- EXERCISE DETAILS -
Copy the data word for word, keeping every line.

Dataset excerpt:

* * *

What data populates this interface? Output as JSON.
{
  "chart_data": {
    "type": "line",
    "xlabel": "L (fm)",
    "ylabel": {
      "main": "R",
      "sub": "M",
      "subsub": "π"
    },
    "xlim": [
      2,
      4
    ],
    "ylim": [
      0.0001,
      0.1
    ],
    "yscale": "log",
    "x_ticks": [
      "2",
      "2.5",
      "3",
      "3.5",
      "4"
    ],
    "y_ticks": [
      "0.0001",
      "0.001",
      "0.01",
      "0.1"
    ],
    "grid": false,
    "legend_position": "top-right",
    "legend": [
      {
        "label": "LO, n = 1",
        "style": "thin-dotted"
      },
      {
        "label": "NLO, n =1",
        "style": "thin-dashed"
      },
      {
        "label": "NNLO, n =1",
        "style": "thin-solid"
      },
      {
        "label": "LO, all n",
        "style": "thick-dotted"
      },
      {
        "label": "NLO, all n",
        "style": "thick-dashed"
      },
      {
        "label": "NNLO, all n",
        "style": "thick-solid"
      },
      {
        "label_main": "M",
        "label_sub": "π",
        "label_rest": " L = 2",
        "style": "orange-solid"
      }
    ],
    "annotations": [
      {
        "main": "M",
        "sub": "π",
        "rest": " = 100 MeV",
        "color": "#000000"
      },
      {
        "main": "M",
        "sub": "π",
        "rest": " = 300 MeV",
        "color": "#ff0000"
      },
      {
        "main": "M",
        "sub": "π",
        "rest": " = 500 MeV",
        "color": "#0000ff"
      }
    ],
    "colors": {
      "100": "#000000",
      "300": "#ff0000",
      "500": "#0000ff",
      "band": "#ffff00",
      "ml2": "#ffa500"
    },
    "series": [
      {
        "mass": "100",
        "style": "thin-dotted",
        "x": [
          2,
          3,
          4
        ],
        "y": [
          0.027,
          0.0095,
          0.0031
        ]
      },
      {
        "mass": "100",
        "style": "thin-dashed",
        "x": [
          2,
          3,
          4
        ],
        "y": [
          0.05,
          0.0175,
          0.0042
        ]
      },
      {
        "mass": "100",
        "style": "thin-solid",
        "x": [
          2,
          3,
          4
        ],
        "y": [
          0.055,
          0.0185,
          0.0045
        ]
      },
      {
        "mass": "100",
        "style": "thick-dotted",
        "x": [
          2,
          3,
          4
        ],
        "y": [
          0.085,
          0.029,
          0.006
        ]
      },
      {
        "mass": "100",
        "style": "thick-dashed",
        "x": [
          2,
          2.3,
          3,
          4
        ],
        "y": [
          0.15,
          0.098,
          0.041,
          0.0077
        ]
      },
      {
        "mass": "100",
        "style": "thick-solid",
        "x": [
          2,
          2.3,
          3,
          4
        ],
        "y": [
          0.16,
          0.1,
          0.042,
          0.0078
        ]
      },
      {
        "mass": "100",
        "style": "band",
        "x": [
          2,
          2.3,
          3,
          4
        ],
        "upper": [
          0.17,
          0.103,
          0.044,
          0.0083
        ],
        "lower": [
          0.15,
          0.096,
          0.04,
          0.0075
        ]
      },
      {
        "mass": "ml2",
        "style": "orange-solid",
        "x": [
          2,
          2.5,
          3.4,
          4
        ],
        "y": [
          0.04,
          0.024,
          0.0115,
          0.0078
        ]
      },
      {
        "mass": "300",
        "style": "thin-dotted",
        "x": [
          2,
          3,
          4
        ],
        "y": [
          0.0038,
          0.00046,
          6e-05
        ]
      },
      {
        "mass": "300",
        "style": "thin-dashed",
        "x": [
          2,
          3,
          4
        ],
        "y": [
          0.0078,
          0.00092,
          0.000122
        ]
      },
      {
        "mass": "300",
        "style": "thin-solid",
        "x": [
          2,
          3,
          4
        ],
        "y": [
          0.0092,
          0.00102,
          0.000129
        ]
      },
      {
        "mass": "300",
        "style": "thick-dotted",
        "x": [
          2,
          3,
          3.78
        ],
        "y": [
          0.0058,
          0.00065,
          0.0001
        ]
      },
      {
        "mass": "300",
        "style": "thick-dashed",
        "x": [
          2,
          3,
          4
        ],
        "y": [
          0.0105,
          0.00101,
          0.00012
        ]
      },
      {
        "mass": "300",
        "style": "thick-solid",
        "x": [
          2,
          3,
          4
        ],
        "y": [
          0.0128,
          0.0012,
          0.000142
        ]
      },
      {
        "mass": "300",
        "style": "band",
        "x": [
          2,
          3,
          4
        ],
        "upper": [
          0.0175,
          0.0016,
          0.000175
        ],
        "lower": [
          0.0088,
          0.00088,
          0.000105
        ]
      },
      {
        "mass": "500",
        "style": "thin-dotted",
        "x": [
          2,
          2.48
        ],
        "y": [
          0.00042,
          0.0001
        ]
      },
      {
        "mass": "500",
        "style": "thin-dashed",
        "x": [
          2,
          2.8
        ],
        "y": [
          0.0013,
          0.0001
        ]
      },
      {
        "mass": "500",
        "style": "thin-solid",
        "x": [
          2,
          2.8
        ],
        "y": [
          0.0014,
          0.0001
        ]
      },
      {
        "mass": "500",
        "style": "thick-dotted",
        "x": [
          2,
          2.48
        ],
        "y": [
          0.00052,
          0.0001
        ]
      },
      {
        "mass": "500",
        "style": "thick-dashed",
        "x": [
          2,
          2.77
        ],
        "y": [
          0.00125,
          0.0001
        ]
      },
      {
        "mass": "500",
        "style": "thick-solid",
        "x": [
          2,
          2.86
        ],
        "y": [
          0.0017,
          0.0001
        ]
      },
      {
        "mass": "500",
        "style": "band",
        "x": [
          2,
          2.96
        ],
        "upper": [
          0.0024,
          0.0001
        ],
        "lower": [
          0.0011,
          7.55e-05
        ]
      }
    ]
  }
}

* * *

- ANSWER TO THE EXERCISE -
What data populates this interface? Output as JSON.
{
  "chart_data": {
    "type": "line",
    "xlabel": "L (fm)",
    "ylabel": {
      "main": "R",
      "sub": "M",
      "subsub": "π"
    },
    "xlim": [
      2,
      4
    ],
    "ylim": [
      0.0001,
      0.1
    ],
    "yscale": "log",
    "x_ticks": [
      "2",
      "2.5",
      "3",
      "3.5",
      "4"
    ],
    "y_ticks": [
      "0.0001",
      "0.001",
      "0.01",
      "0.1"
    ],
    "grid": false,
    "legend_position": "top-right",
    "legend": [
      {
        "label": "LO, n = 1",
        "style": "thin-dotted"
      },
      {
        "label": "NLO, n =1",
        "style": "thin-dashed"
      },
      {
        "label": "NNLO, n =1",
        "style": "thin-solid"
      },
      {
        "label": "LO, all n",
        "style": "thick-dotted"
      },
      {
        "label": "NLO, all n",
        "style": "thick-dashed"
      },
      {
        "label": "NNLO, all n",
        "style": "thick-solid"
      },
      {
        "label_main": "M",
        "label_sub": "π",
        "label_rest": " L = 2",
        "style": "orange-solid"
      }
    ],
    "annotations": [
      {
        "main": "M",
        "sub": "π",
        "rest": " = 100 MeV",
        "color": "#000000"
      },
      {
        "main": "M",
        "sub": "π",
        "rest": " = 300 MeV",
        "color": "#ff0000"
      },
      {
        "main": "M",
        "sub": "π",
        "rest": " = 500 MeV",
        "color": "#0000ff"
      }
    ],
    "colors": {
      "100": "#000000",
      "300": "#ff0000",
      "500": "#0000ff",
      "band": "#ffff00",
      "ml2": "#ffa500"
    },
    "series": [
      {
        "mass": "100",
        "style": "thin-dotted",
        "x": [
          2,
          3,
          4
        ],
        "y": [
          0.027,
          0.0095,
          0.0031
        ]
      },
      {
        "mass": "100",
        "style": "thin-dashed",
        "x": [
          2,
          3,
          4
        ],
        "y": [
          0.05,
          0.0175,
          0.0042
        ]
      },
      {
        "mass": "100",
        "style": "thin-solid",
        "x": [
          2,
          3,
          4
        ],
        "y": [
          0.055,
          0.0185,
          0.0045
        ]
      },
      {
        "mass": "100",
        "style": "thick-dotted",
        "x": [
          2,
          3,
          4
        ],
        "y": [
          0.085,
          0.029,
          0.006
        ]
      },
      {
        "mass": "100",
        "style": "thick-dashed",
        "x": [
          2,
          2.3,
          3,
          4
        ],
        "y": [
          0.15,
          0.098,
          0.041,
          0.0077
        ]
      },
      {
        "mass": "100",
        "style": "thick-solid",
        "x": [
          2,
          2.3,
          3,
          4
        ],
        "y": [
          0.16,
          0.1,
          0.042,
          0.0078
        ]
      },
      {
        "mass": "100",
        "style": "band",
        "x": [
          2,
          2.3,
          3,
          4
        ],
        "upper": [
          0.17,
          0.103,
          0.044,
          0.0083
        ],
        "lower": [
          0.15,
          0.096,
          0.04,
          0.0075
        ]
      },
      {
        "mass": "ml2",
        "style": "orange-solid",
        "x": [
          2,
          2.5,
          3.4,
          4
        ],
        "y": [
          0.04,
          0.024,
          0.0115,
          0.0078
        ]
      },
      {
        "mass": "300",
        "style": "thin-dotted",
        "x": [
          2,
          3,
          4
        ],
        "y": [
          0.0038,
          0.00046,
          6e-05
        ]
      },
      {
        "mass": "300",
        "style": "thin-dashed",
        "x": [
          2,
          3,
          4
        ],
        "y": [
          0.0078,
          0.00092,
          0.000122
        ]
      },
      {
        "mass": "300",
        "style": "thin-solid",
        "x": [
          2,
          3,
          4
        ],
        "y": [
          0.0092,
          0.00102,
          0.000129
        ]
      },
      {
        "mass": "300",
        "style": "thick-dotted",
        "x": [
          2,
          3,
          3.78
        ],
        "y": [
          0.0058,
          0.00065,
          0.0001
        ]
      },
      {
        "mass": "300",
        "style": "thick-dashed",
        "x": [
          2,
          3,
          4
        ],
        "y": [
          0.0105,
          0.00101,
          0.00012
        ]
      },
      {
        "mass": "300",
        "style": "thick-solid",
        "x": [
          2,
          3,
          4
        ],
        "y": [
          0.0128,
          0.0012,
          0.000142
        ]
      },
      {
        "mass": "300",
        "style": "band",
        "x": [
          2,
          3,
          4
        ],
        "upper": [
          0.0175,
          0.0016,
          0.000175
        ],
        "lower": [
          0.0088,
          0.00088,
          0.000105
        ]
      },
      {
        "mass": "500",
        "style": "thin-dotted",
        "x": [
          2,
          2.48
        ],
        "y": [
          0.00042,
          0.0001
        ]
      },
      {
        "mass": "500",
        "style": "thin-dashed",
        "x": [
          2,
          2.8
        ],
        "y": [
          0.0013,
          0.0001
        ]
      },
      {
        "mass": "500",
        "style": "thin-solid",
        "x": [
          2,
          2.8
        ],
        "y": [
          0.0014,
          0.0001
        ]
      },
      {
        "mass": "500",
        "style": "thick-dotted",
        "x": [
          2,
          2.48
        ],
        "y": [
          0.00052,
          0.0001
        ]
      },
      {
        "mass": "500",
        "style": "thick-dashed",
        "x": [
          2,
          2.77
        ],
        "y": [
          0.00125,
          0.0001
        ]
      },
      {
        "mass": "500",
        "style": "thick-solid",
        "x": [
          2,
          2.86
        ],
        "y": [
          0.0017,
          0.0001
        ]
      },
      {
        "mass": "500",
        "style": "band",
        "x": [
          2,
          2.96
        ],
        "upper": [
          0.0024,
          0.0001
        ],
        "lower": [
          0.0011,
          7.55e-05
        ]
      }
    ]
  }
}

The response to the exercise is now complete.